_PROBLEM REQUIREMENTS_
Copy every line of the data that includes the string "specimen".

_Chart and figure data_
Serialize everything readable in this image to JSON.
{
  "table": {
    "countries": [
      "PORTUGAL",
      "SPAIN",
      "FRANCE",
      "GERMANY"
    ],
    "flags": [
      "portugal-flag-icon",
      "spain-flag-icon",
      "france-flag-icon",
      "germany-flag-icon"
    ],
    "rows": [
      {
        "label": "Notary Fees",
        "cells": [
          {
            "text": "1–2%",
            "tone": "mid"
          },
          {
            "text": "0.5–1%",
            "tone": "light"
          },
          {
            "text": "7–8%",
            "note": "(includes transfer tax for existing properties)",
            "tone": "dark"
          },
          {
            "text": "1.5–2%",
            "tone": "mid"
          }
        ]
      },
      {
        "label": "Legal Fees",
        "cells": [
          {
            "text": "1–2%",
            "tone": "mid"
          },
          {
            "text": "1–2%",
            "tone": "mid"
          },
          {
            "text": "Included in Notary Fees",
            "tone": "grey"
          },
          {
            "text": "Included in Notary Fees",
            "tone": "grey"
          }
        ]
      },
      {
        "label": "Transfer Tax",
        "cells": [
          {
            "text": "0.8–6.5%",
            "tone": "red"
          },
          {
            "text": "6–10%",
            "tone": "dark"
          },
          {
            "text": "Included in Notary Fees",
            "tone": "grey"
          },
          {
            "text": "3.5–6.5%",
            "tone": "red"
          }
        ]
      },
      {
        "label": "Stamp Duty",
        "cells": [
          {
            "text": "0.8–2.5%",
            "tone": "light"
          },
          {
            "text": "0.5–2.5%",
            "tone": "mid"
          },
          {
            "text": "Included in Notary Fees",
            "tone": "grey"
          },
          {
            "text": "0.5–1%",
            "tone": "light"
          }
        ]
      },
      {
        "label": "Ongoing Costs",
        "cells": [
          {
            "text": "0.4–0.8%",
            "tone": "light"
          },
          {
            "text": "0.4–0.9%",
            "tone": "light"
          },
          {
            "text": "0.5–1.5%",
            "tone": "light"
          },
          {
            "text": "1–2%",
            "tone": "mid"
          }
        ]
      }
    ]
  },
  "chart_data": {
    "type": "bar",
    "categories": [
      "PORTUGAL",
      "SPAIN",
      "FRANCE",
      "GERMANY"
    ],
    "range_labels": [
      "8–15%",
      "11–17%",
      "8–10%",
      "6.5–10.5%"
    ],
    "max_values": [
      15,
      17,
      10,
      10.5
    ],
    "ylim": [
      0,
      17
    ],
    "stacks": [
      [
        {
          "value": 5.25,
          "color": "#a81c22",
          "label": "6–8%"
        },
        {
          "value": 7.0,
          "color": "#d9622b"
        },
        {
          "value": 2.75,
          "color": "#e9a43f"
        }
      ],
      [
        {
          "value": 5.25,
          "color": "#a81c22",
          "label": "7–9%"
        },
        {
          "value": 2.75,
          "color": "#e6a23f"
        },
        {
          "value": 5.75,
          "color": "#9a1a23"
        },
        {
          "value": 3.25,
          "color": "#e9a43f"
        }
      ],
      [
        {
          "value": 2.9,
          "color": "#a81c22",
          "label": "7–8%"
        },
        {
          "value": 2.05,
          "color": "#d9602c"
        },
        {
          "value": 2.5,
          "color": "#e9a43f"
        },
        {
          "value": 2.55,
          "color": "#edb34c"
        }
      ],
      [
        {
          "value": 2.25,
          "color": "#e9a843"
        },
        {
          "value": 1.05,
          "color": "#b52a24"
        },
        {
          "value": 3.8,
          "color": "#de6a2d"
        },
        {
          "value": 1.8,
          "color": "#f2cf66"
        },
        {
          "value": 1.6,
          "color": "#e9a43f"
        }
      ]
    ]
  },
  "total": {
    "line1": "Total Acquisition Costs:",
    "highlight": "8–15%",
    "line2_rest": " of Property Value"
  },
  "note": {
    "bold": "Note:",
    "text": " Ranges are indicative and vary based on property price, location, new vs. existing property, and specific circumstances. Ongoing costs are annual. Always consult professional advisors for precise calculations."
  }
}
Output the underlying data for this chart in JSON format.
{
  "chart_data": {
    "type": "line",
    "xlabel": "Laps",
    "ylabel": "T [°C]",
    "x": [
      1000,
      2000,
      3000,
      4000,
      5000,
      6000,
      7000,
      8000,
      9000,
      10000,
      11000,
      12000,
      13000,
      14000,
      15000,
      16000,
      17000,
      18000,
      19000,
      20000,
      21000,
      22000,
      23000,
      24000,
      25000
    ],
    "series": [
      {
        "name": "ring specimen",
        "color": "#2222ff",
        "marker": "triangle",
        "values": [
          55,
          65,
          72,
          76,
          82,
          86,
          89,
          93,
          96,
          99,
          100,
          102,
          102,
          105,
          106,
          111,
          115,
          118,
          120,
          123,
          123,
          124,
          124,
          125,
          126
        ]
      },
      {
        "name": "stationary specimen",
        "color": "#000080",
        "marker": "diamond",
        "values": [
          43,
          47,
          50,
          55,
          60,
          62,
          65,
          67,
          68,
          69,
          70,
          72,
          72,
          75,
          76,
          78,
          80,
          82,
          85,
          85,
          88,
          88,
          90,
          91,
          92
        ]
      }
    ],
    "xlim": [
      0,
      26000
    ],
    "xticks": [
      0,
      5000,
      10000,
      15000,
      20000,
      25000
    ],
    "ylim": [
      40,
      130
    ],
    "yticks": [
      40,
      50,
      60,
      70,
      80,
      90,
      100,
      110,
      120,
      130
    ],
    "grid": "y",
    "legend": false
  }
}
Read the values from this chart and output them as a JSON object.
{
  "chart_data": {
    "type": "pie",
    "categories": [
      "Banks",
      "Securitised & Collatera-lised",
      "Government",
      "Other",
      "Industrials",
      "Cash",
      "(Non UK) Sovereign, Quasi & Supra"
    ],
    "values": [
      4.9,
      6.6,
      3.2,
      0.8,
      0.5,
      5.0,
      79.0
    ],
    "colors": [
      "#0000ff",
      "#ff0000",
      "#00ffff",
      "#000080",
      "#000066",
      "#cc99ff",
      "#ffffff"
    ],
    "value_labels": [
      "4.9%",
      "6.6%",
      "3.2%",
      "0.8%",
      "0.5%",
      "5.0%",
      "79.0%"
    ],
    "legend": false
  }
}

_EXERCISE OUTPUT_
        "name": "ring specimen",
        "name": "stationary specimen",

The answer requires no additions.